--- Begin ---
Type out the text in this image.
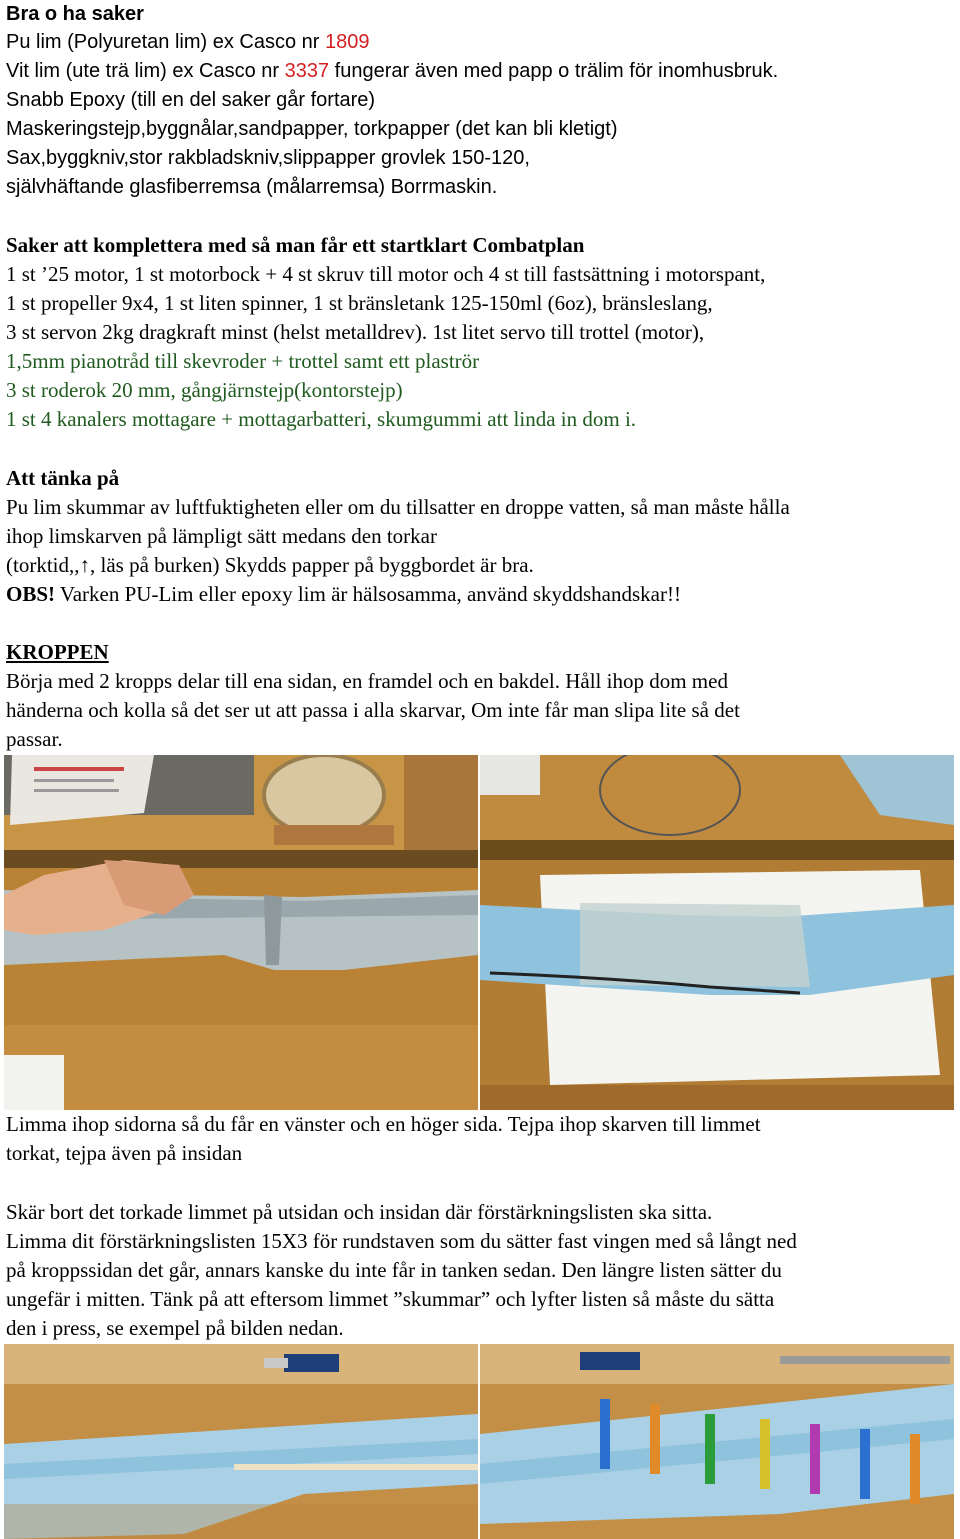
Bra o ha saker
Pu lim (Polyuretan lim) ex Casco nr 1809
Vit lim (ute trä lim) ex Casco nr 3337 fungerar även med papp o trälim för inomhusbruk.
Snabb Epoxy (till en del saker går fortare)
Maskeringstejp,byggnålar,sandpapper, torkpapper (det kan bli kletigt)
Sax,byggkniv,stor rakbladskniv,slippapper grovlek 150-120,
självhäftande glasfiberremsa (målarremsa) Borrmaskin.
Saker att komplettera med så man får ett startklart Combatplan
1 st ’25 motor, 1 st motorbock + 4 st skruv till motor och 4 st till fastsättning i motorspant,
1 st propeller 9x4, 1 st liten spinner, 1 st bränsletank 125-150ml (6oz), bränsleslang,
3 st servon 2kg dragkraft minst (helst metalldrev). 1st litet servo till trottel (motor),
1,5mm pianotråd till skevroder + trottel samt ett plaströr
3 st roderok 20 mm, gångjärnstejp(kontorstejp)
1 st 4 kanalers mottagare + mottagarbatteri, skumgummi att linda in dom i.
Att tänka på
Pu lim skummar av luftfuktigheten eller om du tillsatter en droppe vatten, så man måste hålla
ihop limskarven på lämpligt sätt medans den torkar
(torktid,,↑, läs på burken) Skydds papper på byggbordet är bra.
OBS! Varken PU-Lim eller epoxy lim är hälsosamma, använd skyddshandskar!!
KROPPEN
Börja med 2 kropps delar till ena sidan, en framdel och en bakdel. Håll ihop dom med
händerna och kolla så det ser ut att passa i alla skarvar, Om inte får man slipa lite så det
passar.
Limma ihop sidorna så du får en vänster och en höger sida. Tejpa ihop skarven till limmet
torkat, tejpa även på insidan
Skär bort det torkade limmet på utsidan och insidan där förstärkningslisten ska sitta.
Limma dit förstärkningslisten 15X3 för rundstaven som du sätter fast vingen med så långt ned
på kroppssidan det går, annars kanske du inte får in tanken sedan. Den längre listen sätter du
ungefär i mitten. Tänk på att eftersom limmet ”skummar” och lyfter listen så måste du sätta
den i press, se exempel på bilden nedan.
--- End ---
▸ JOB: Leave every image out, and retype the material exactly.

▸ RESULT OF THE TASK:
Type out the text in this image.
Bra o ha saker
Pu lim (Polyuretan lim) ex Casco nr 1809
Vit lim (ute trä lim) ex Casco nr 3337 fungerar även med papp o trälim för inomhusbruk.
Snabb Epoxy (till en del saker går fortare)
Maskeringstejp,byggnålar,sandpapper, torkpapper (det kan bli kletigt)
Sax,byggkniv,stor rakbladskniv,slippapper grovlek 150-120,
självhäftande glasfiberremsa (målarremsa) Borrmaskin.
Saker att komplettera med så man får ett startklart Combatplan
1 st ’25 motor, 1 st motorbock + 4 st skruv till motor och 4 st till fastsättning i motorspant,
1 st propeller 9x4, 1 st liten spinner, 1 st bränsletank 125-150ml (6oz), bränsleslang,
3 st servon 2kg dragkraft minst (helst metalldrev). 1st litet servo till trottel (motor),
1,5mm pianotråd till skevroder + trottel samt ett plaströr
3 st roderok 20 mm, gångjärnstejp(kontorstejp)
1 st 4 kanalers mottagare + mottagarbatteri, skumgummi att linda in dom i.
Att tänka på
Pu lim skummar av luftfuktigheten eller om du tillsatter en droppe vatten, så man måste hålla
ihop limskarven på lämpligt sätt medans den torkar
(torktid,,↑, läs på burken) Skydds papper på byggbordet är bra.
OBS! Varken PU-Lim eller epoxy lim är hälsosamma, använd skyddshandskar!!
KROPPEN
Börja med 2 kropps delar till ena sidan, en framdel och en bakdel. Håll ihop dom med
händerna och kolla så det ser ut att passa i alla skarvar, Om inte får man slipa lite så det
passar.
Limma ihop sidorna så du får en vänster och en höger sida. Tejpa ihop skarven till limmet
torkat, tejpa även på insidan
Skär bort det torkade limmet på utsidan och insidan där förstärkningslisten ska sitta.
Limma dit förstärkningslisten 15X3 för rundstaven som du sätter fast vingen med så långt ned
på kroppssidan det går, annars kanske du inte får in tanken sedan. Den längre listen sätter du
ungefär i mitten. Tänk på att eftersom limmet ”skummar” och lyfter listen så måste du sätta
den i press, se exempel på bilden nedan.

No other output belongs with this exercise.